(Stored items)
※ ※ ※
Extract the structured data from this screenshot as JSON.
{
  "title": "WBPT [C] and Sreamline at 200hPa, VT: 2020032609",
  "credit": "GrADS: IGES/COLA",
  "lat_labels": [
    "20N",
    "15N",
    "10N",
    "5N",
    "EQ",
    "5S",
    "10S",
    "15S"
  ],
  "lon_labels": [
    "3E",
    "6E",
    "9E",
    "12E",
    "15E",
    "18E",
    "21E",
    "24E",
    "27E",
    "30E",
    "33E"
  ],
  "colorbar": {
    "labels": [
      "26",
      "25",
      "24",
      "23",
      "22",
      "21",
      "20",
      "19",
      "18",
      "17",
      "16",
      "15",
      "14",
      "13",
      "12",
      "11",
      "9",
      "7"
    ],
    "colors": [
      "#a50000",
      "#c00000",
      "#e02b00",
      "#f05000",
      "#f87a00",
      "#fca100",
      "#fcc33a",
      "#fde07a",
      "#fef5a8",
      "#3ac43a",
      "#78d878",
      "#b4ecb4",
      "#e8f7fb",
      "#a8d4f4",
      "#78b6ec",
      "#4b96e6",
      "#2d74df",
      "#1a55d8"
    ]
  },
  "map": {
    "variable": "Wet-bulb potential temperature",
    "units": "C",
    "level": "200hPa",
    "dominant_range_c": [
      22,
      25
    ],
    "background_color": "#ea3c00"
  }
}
※ ※ ※
◆ THE PROBLEM
Your task is to retype all of the records exactly.

◆ RESULT OF THE TASK
Extract the structured data from this screenshot as JSON.
{
  "title": "WBPT [C] and Sreamline at 200hPa, VT: 2020032609",
  "credit": "GrADS: IGES/COLA",
  "lat_labels": [
    "20N",
    "15N",
    "10N",
    "5N",
    "EQ",
    "5S",
    "10S",
    "15S"
  ],
  "lon_labels": [
    "3E",
    "6E",
    "9E",
    "12E",
    "15E",
    "18E",
    "21E",
    "24E",
    "27E",
    "30E",
    "33E"
  ],
  "colorbar": {
    "labels": [
      "26",
      "25",
      "24",
      "23",
      "22",
      "21",
      "20",
      "19",
      "18",
      "17",
      "16",
      "15",
      "14",
      "13",
      "12",
      "11",
      "9",
      "7"
    ],
    "colors": [
      "#a50000",
      "#c00000",
      "#e02b00",
      "#f05000",
      "#f87a00",
      "#fca100",
      "#fcc33a",
      "#fde07a",
      "#fef5a8",
      "#3ac43a",
      "#78d878",
      "#b4ecb4",
      "#e8f7fb",
      "#a8d4f4",
      "#78b6ec",
      "#4b96e6",
      "#2d74df",
      "#1a55d8"
    ]
  },
  "map": {
    "variable": "Wet-bulb potential temperature",
    "units": "C",
    "level": "200hPa",
    "dominant_range_c": [
      22,
      25
    ],
    "background_color": "#ea3c00"
  }
}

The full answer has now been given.